» DIRECTIVE:
Locate the lines of the listing below that hold "Lingual", then copy each of them.

» Saved data entries:
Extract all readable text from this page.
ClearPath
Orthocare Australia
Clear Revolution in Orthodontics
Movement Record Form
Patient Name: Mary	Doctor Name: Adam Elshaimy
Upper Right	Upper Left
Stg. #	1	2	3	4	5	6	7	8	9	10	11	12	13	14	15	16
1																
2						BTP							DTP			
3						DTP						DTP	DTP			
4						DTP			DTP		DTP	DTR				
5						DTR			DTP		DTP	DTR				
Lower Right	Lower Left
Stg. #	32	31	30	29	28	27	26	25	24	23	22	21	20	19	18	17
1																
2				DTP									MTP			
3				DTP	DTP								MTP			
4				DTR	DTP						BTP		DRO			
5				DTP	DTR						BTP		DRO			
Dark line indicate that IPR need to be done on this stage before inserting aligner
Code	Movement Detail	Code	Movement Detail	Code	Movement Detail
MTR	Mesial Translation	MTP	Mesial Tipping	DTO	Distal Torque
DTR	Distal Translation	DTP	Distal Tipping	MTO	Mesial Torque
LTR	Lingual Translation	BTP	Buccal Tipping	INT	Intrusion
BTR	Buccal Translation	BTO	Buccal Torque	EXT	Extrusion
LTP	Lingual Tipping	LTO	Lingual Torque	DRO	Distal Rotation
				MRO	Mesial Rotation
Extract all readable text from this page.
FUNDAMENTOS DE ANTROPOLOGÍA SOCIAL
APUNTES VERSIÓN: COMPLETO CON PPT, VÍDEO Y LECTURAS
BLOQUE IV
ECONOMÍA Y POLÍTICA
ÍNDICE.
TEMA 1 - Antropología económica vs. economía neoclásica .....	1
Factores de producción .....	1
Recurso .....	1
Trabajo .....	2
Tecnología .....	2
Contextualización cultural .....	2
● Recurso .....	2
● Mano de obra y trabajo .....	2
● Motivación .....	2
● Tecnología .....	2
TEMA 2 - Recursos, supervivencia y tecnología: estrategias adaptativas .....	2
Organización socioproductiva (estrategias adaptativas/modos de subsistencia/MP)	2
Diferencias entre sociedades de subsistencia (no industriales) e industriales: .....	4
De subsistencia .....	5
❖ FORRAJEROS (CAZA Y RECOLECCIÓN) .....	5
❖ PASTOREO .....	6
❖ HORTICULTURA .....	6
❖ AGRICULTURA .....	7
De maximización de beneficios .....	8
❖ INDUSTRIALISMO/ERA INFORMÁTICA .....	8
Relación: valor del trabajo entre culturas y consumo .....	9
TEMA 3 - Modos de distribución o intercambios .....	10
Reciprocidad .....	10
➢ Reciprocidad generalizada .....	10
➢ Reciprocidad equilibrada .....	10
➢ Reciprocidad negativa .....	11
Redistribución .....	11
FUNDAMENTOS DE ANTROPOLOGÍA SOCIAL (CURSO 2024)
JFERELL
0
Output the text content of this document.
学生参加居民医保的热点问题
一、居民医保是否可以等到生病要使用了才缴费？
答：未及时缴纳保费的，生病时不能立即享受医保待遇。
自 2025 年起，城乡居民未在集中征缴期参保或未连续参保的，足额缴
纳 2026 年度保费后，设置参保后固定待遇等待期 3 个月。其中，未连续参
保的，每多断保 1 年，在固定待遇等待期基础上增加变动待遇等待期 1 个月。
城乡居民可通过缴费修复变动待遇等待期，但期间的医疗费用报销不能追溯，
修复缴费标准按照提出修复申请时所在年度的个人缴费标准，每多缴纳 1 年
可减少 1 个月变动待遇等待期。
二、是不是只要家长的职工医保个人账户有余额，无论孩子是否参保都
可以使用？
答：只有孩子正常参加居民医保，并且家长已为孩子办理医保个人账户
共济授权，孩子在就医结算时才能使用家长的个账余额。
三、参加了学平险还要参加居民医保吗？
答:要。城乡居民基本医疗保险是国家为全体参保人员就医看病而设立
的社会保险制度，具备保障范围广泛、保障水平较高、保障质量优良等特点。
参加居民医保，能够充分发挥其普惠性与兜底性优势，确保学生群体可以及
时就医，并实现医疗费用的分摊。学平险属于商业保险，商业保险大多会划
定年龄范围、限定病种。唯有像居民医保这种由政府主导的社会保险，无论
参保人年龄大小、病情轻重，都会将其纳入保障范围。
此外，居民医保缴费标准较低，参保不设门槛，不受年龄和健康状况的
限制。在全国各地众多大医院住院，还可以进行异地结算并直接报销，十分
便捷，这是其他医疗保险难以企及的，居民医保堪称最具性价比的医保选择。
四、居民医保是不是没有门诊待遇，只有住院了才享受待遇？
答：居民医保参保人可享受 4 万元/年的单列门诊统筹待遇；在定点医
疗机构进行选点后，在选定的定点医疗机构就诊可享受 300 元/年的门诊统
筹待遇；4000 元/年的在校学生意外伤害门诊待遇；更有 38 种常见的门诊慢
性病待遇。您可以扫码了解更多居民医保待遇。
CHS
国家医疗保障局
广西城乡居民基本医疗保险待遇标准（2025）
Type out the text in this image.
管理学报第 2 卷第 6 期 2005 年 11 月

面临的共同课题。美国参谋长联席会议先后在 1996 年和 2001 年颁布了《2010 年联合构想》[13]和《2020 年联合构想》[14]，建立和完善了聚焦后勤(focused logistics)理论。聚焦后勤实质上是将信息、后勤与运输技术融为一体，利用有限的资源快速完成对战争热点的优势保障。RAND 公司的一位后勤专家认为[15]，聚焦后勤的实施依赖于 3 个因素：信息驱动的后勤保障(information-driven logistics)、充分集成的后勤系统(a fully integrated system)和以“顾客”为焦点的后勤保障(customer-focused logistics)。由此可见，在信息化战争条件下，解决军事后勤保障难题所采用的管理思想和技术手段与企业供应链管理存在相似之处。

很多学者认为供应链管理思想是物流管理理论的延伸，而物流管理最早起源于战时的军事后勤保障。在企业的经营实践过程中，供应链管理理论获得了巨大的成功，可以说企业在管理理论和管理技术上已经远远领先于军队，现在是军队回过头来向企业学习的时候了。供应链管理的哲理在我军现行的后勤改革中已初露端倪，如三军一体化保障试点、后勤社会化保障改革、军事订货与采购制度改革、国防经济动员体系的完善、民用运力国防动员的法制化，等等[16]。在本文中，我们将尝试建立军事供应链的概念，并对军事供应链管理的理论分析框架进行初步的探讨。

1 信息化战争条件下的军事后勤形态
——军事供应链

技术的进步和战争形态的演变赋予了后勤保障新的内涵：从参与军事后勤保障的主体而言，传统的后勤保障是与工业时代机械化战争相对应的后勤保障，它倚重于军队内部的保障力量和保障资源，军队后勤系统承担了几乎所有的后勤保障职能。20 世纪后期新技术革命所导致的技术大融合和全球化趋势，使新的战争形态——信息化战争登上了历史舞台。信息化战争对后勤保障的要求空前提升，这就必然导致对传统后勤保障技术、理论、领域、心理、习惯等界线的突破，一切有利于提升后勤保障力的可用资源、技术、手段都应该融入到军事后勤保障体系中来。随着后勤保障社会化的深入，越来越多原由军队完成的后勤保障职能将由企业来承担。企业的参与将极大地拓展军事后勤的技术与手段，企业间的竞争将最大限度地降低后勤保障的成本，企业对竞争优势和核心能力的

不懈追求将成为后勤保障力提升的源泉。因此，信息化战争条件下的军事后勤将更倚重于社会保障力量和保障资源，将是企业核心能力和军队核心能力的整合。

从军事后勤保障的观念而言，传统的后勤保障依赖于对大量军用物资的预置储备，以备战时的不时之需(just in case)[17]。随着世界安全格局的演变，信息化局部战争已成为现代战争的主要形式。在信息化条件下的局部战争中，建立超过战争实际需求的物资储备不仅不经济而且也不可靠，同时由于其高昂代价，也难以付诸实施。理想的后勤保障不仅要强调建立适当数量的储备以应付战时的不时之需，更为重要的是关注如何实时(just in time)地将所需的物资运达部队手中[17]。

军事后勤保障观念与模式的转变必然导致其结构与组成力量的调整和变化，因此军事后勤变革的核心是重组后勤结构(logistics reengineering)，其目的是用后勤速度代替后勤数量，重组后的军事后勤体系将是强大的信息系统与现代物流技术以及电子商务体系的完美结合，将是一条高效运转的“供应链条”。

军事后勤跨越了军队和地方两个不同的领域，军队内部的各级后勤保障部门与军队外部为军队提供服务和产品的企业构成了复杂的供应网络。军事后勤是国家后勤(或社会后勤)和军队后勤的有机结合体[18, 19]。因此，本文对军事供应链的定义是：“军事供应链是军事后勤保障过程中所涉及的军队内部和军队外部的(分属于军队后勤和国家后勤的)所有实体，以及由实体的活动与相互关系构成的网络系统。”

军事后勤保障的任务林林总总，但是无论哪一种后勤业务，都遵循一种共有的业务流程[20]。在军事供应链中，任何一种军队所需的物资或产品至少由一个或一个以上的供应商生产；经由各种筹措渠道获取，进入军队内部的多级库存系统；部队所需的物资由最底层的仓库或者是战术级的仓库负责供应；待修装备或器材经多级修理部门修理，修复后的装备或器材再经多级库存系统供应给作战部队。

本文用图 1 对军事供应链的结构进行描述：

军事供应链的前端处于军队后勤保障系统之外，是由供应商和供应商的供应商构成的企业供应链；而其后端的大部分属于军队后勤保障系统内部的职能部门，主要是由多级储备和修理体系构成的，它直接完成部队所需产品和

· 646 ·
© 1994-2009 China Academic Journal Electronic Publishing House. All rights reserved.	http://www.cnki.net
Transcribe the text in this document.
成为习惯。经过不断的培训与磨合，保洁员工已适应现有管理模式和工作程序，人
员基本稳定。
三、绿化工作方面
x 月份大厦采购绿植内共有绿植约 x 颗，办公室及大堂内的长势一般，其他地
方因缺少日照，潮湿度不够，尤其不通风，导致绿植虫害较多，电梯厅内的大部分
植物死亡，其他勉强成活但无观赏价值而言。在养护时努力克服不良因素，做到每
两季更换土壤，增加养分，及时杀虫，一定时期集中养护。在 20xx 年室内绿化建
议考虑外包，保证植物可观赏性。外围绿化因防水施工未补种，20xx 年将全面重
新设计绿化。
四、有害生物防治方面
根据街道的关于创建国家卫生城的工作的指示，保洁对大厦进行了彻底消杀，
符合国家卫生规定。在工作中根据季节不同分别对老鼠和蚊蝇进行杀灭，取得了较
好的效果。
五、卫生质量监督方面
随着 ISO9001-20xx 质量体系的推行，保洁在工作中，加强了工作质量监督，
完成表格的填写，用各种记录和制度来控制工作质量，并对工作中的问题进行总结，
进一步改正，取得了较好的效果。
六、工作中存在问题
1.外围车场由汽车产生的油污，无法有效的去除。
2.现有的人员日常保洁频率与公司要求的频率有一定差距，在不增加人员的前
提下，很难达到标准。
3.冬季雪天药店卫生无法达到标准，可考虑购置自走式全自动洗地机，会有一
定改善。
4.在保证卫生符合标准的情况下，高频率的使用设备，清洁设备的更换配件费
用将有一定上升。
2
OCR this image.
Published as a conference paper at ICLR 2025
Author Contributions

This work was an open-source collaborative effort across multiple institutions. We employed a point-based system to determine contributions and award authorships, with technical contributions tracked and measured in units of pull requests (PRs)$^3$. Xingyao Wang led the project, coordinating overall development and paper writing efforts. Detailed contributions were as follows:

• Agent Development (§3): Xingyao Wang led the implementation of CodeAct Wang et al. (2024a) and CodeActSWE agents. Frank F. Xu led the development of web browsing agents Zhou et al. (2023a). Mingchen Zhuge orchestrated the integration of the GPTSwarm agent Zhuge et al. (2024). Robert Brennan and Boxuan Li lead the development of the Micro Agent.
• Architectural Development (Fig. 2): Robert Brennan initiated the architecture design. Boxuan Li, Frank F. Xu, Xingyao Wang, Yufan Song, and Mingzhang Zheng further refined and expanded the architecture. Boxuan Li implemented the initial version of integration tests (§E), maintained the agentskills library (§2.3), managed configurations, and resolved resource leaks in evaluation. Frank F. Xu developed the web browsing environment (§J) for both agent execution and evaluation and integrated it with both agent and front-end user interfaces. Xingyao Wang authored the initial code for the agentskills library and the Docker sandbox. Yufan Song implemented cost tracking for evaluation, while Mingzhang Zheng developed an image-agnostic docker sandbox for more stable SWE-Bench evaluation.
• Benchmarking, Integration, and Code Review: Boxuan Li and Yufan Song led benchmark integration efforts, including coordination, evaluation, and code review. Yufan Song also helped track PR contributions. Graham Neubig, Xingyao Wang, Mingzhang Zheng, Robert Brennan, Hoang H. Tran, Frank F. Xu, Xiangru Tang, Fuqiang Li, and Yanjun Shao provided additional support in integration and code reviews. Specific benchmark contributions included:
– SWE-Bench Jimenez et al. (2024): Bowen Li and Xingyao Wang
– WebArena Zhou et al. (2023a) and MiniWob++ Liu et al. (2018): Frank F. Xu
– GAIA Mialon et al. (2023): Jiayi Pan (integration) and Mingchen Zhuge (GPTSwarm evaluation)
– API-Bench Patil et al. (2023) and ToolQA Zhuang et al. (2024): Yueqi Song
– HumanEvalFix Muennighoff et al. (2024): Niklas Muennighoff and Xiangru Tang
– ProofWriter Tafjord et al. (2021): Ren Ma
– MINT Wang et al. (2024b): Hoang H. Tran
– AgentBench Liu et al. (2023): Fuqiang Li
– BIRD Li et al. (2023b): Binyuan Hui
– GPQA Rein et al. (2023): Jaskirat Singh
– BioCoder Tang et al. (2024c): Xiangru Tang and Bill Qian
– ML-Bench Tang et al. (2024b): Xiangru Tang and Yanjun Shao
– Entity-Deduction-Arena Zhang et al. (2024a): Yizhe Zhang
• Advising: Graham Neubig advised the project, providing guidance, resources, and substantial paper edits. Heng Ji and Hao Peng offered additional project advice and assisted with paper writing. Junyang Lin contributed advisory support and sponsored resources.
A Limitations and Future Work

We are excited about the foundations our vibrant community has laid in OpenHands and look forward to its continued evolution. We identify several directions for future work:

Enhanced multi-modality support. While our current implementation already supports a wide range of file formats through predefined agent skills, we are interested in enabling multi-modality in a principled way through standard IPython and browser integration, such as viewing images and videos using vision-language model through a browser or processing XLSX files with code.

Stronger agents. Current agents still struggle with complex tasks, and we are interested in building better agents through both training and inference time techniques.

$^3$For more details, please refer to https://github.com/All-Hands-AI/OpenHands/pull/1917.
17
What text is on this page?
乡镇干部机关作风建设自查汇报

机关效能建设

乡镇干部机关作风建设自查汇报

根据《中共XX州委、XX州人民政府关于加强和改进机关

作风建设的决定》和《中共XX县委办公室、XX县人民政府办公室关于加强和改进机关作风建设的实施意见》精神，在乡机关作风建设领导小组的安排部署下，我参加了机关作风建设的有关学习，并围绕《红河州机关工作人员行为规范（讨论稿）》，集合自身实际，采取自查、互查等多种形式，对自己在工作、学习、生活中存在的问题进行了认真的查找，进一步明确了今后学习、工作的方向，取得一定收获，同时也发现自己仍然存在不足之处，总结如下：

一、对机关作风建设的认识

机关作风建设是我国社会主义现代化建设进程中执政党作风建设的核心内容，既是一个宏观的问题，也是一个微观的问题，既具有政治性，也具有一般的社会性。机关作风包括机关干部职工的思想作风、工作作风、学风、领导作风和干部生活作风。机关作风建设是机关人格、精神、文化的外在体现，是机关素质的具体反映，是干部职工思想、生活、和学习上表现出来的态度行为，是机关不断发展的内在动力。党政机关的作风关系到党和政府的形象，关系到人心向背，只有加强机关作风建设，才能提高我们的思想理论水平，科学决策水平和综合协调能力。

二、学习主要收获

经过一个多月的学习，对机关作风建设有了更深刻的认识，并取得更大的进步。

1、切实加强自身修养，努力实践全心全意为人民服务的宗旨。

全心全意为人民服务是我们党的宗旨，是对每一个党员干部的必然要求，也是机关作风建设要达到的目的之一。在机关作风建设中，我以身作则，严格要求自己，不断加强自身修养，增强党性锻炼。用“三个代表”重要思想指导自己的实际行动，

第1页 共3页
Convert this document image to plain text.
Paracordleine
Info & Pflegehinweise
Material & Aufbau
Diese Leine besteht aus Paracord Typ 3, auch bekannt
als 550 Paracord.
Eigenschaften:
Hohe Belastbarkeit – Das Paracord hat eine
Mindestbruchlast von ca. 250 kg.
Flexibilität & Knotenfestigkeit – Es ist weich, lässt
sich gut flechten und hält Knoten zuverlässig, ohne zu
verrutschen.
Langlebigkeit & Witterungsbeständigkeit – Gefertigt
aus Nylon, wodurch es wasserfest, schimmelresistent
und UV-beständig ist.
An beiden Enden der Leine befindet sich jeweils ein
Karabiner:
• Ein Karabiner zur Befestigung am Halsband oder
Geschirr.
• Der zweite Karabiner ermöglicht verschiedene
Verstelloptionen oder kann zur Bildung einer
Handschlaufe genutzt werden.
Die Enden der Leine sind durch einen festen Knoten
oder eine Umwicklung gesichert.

» RESULT OF THIS TASK:
LTR	Lingual Translation	BTP	Buccal Tipping	INT	Intrusion
LTP	Lingual Tipping	LTO	Lingual Torque	DRO	Distal Rotation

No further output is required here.